* Work instructions
Show every line where "this" occurs.

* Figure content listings
☆ ☆ ☆

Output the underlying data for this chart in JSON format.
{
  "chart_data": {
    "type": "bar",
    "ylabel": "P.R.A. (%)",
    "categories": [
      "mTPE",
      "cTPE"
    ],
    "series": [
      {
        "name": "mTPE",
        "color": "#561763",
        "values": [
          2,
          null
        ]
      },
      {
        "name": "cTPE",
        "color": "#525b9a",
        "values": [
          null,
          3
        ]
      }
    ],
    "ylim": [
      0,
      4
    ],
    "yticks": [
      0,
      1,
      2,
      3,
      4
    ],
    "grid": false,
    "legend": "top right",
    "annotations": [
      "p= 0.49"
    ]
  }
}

☆ ☆ ☆

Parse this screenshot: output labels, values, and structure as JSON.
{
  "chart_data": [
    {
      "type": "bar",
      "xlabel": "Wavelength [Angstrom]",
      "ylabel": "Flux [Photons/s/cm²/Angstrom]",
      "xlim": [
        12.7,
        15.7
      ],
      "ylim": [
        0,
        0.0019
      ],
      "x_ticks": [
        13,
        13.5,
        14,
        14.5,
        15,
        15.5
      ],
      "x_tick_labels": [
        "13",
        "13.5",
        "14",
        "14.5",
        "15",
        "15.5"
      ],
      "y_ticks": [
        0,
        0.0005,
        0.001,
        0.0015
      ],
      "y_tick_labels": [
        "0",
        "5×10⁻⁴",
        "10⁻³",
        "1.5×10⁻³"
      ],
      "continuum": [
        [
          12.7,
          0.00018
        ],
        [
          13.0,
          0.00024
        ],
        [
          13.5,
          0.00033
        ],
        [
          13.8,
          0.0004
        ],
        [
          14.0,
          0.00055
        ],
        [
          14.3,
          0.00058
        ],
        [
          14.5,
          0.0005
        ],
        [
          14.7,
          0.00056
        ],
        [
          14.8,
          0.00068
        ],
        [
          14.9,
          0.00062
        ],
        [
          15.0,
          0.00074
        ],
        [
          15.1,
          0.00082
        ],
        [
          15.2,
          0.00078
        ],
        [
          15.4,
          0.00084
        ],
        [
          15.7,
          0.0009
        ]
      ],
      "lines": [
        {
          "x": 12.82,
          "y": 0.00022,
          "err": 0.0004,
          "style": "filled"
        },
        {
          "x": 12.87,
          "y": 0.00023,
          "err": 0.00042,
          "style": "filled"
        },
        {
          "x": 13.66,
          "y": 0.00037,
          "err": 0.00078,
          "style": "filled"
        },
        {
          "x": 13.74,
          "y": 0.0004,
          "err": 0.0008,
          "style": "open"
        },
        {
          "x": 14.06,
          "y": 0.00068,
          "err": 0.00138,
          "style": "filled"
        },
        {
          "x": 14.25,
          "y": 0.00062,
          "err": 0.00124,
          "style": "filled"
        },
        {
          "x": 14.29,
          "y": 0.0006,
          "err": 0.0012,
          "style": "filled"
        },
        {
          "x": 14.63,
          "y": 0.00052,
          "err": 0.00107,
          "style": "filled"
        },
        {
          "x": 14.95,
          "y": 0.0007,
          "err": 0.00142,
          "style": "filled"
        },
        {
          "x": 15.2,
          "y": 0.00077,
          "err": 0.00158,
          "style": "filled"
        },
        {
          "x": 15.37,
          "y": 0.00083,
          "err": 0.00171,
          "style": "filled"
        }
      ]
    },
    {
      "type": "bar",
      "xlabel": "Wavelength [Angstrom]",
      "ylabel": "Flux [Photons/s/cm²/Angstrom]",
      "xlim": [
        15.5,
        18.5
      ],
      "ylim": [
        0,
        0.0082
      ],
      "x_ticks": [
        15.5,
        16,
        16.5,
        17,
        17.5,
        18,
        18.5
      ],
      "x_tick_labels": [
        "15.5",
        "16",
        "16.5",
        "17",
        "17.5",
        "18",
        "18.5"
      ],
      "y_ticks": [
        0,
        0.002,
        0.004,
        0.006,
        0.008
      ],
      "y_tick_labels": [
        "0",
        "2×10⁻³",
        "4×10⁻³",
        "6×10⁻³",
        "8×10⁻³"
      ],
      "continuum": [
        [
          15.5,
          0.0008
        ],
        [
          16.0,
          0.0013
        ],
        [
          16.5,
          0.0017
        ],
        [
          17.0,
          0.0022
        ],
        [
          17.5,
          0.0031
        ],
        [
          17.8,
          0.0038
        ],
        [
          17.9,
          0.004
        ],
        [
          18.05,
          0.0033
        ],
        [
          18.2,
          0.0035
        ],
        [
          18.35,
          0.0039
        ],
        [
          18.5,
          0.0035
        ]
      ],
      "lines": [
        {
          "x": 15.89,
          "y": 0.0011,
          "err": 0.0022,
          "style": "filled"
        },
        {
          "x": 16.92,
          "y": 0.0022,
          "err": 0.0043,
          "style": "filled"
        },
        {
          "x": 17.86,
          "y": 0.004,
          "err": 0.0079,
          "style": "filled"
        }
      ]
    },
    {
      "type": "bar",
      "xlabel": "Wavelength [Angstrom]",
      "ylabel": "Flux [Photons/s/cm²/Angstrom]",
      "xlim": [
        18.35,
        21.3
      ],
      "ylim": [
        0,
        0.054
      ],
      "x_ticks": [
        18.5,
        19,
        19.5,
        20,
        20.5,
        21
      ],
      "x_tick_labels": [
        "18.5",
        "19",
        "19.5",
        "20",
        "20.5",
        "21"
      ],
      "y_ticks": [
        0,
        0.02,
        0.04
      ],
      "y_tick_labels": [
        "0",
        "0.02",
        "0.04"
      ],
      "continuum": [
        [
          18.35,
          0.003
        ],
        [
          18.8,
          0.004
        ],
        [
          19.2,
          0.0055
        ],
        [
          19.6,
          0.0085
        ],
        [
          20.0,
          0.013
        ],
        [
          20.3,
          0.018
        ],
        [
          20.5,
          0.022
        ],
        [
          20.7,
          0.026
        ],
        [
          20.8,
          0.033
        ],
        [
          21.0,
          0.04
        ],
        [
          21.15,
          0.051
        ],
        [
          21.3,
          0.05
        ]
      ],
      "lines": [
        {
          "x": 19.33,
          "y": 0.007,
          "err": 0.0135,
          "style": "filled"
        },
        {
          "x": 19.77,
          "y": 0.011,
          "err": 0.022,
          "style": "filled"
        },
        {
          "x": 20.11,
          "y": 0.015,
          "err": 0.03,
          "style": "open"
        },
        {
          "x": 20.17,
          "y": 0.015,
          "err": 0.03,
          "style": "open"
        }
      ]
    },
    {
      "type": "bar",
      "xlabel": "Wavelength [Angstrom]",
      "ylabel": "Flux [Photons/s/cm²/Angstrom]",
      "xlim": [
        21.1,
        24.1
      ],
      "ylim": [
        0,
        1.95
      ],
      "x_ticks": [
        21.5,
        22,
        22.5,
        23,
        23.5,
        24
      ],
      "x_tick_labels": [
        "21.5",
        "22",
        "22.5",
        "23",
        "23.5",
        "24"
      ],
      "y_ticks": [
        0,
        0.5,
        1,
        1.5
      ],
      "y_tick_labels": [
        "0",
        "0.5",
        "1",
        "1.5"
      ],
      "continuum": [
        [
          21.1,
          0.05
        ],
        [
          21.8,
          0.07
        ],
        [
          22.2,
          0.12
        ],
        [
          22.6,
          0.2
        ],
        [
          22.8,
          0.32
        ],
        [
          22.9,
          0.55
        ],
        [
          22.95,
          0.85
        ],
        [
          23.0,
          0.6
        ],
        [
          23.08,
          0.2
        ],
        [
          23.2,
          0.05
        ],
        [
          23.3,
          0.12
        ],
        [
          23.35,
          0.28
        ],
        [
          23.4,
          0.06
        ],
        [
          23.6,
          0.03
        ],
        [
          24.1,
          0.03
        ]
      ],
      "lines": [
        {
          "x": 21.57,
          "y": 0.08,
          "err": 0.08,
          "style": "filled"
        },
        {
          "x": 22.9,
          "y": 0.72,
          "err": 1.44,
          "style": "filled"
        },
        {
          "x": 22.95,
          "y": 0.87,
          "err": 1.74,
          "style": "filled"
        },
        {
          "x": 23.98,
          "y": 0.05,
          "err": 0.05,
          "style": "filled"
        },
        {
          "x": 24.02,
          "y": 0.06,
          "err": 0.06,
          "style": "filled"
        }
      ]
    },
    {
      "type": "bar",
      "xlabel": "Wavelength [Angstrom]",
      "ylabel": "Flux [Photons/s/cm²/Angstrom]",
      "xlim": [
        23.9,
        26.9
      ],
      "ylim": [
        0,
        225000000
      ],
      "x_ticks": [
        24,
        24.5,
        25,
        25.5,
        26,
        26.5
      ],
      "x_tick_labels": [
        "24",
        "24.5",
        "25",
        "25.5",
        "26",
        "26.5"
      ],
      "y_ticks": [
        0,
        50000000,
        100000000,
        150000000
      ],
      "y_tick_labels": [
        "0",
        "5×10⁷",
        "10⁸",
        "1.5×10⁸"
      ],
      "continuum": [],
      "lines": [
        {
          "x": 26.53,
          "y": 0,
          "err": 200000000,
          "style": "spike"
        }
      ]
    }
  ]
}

☆ ☆ ☆

* Full answer
Output the underlying data for this chart in JSON format.
Parse this screenshot: output labels, values, and structure as JSON.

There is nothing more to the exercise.